- _GIVEN EXERCISE_
Write out the data below in full. Keep it exact.

(Stored records)
_ _ _

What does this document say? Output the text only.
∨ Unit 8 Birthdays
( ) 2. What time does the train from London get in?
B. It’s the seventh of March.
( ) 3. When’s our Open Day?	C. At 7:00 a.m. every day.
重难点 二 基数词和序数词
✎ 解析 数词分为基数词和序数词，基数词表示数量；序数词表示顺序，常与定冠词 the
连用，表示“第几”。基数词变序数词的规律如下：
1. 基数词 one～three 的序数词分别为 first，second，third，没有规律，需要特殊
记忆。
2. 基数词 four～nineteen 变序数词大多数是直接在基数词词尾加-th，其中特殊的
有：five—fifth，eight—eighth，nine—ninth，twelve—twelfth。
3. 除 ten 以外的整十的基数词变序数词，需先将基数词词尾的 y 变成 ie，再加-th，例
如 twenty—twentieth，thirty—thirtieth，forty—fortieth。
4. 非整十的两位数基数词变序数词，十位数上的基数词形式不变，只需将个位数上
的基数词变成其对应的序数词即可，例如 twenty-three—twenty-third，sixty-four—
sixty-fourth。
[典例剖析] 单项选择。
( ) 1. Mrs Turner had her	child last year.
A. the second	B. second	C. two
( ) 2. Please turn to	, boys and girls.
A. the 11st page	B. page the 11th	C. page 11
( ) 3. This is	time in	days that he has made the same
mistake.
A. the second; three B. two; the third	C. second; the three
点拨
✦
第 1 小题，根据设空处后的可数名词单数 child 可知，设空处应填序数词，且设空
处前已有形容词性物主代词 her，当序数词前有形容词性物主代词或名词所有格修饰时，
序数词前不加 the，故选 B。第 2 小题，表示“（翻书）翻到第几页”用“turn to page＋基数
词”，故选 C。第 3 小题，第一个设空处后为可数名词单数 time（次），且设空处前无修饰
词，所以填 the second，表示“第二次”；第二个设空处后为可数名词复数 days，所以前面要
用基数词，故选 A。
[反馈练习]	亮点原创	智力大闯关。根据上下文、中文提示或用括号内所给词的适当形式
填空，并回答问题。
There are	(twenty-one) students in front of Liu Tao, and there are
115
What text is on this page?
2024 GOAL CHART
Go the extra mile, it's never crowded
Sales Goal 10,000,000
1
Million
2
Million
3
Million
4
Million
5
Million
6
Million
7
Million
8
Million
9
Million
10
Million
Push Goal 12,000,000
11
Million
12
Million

_ _ _

- _RESPONSE BELOW_
What does this document say? Output the text only.
∨ Unit 8 Birthdays
( ) 2. What time does the train from London get in?
B. It’s the seventh of March.
( ) 3. When’s our Open Day?	C. At 7:00 a.m. every day.
重难点 二 基数词和序数词
✎ 解析 数词分为基数词和序数词，基数词表示数量；序数词表示顺序，常与定冠词 the
连用，表示“第几”。基数词变序数词的规律如下：
1. 基数词 one～three 的序数词分别为 first，second，third，没有规律，需要特殊
记忆。
2. 基数词 four～nineteen 变序数词大多数是直接在基数词词尾加-th，其中特殊的
有：five—fifth，eight—eighth，nine—ninth，twelve—twelfth。
3. 除 ten 以外的整十的基数词变序数词，需先将基数词词尾的 y 变成 ie，再加-th，例
如 twenty—twentieth，thirty—thirtieth，forty—fortieth。
4. 非整十的两位数基数词变序数词，十位数上的基数词形式不变，只需将个位数上
的基数词变成其对应的序数词即可，例如 twenty-three—twenty-third，sixty-four—
sixty-fourth。
[典例剖析] 单项选择。
( ) 1. Mrs Turner had her	child last year.
A. the second	B. second	C. two
( ) 2. Please turn to	, boys and girls.
A. the 11st page	B. page the 11th	C. page 11
( ) 3. This is	time in	days that he has made the same
mistake.
A. the second; three B. two; the third	C. second; the three
点拨
✦
第 1 小题，根据设空处后的可数名词单数 child 可知，设空处应填序数词，且设空
处前已有形容词性物主代词 her，当序数词前有形容词性物主代词或名词所有格修饰时，
序数词前不加 the，故选 B。第 2 小题，表示“（翻书）翻到第几页”用“turn to page＋基数
词”，故选 C。第 3 小题，第一个设空处后为可数名词单数 time（次），且设空处前无修饰
词，所以填 the second，表示“第二次”；第二个设空处后为可数名词复数 days，所以前面要
用基数词，故选 A。
[反馈练习]	亮点原创	智力大闯关。根据上下文、中文提示或用括号内所给词的适当形式
填空，并回答问题。
There are	(twenty-one) students in front of Liu Tao, and there are
115
What text is on this page?
2024 GOAL CHART
Go the extra mile, it's never crowded
Sales Goal 10,000,000
1
Million
2
Million
3
Million
4
Million
5
Million
6
Million
7
Million
8
Million
9
Million
10
Million
Push Goal 12,000,000
11
Million
12
Million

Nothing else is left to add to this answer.